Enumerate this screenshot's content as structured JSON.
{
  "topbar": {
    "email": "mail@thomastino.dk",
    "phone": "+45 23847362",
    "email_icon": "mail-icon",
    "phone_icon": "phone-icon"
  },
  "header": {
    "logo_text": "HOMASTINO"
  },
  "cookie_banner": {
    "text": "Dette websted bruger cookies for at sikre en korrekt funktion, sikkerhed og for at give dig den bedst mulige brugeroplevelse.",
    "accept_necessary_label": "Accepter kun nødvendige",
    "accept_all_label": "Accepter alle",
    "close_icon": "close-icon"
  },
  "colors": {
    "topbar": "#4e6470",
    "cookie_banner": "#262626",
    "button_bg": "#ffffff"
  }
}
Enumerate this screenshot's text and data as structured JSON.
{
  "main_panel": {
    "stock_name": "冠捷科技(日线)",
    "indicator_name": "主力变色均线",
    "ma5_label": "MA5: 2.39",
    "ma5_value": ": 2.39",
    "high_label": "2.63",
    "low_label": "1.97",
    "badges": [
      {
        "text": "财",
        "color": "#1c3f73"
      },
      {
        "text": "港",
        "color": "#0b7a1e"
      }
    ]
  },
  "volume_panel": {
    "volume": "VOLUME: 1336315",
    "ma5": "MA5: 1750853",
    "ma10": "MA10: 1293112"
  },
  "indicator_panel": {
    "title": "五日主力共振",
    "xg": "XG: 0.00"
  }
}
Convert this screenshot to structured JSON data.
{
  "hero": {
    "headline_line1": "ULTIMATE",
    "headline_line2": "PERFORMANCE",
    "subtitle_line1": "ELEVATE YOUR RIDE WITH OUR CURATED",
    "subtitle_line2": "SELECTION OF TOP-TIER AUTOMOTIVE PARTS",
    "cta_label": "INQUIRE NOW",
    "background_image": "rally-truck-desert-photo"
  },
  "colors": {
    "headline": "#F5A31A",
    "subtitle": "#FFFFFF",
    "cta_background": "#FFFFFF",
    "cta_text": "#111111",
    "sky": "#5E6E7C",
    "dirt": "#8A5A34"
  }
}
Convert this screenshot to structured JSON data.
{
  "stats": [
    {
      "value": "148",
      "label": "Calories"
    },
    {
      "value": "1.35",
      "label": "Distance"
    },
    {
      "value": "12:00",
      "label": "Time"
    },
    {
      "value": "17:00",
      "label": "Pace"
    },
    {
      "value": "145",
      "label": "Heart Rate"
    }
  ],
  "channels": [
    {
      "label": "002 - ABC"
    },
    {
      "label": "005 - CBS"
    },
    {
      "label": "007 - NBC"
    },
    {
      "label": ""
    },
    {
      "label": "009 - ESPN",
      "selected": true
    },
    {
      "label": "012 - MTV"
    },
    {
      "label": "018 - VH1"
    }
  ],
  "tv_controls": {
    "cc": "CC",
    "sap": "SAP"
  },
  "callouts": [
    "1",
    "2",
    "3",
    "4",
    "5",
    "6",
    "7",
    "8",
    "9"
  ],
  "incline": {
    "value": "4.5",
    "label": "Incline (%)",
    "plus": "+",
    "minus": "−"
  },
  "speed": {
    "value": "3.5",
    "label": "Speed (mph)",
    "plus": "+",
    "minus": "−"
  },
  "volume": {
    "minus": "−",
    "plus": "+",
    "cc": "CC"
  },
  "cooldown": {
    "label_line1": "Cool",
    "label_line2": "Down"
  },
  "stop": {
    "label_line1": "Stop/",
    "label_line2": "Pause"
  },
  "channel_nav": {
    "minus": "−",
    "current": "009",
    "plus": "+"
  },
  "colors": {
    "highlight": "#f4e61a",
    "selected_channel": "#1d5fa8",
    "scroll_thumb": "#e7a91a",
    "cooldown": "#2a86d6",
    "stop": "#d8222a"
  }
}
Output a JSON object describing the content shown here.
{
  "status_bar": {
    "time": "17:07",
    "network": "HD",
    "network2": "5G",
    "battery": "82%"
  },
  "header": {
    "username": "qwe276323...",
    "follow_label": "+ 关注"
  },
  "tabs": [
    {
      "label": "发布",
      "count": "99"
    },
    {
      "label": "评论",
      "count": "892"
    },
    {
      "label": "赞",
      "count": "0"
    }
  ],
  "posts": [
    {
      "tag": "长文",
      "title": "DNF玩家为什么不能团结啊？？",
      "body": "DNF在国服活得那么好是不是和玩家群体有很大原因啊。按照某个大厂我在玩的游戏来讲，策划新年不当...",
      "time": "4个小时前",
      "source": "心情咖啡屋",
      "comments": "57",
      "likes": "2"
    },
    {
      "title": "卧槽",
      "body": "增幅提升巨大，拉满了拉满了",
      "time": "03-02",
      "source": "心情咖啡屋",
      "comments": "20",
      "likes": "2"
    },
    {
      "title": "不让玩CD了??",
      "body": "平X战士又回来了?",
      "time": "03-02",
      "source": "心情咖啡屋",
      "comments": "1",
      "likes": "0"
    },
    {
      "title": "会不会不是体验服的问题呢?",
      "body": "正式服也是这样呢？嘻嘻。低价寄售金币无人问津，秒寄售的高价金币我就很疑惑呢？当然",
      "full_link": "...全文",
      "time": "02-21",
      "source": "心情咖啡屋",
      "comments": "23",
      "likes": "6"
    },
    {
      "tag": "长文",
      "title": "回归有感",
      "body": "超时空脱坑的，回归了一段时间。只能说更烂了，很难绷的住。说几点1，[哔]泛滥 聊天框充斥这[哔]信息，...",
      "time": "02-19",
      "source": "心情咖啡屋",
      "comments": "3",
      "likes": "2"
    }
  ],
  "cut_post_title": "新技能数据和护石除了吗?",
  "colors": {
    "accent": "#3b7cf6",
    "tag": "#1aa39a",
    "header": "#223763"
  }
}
---+---
- Problem to solve
Look through the lines above and collect those with the word "comments".

- Solution for this task
      "comments": "57",
      "comments": "20",
      "comments": "1",
      "comments": "23",
      "comments": "3",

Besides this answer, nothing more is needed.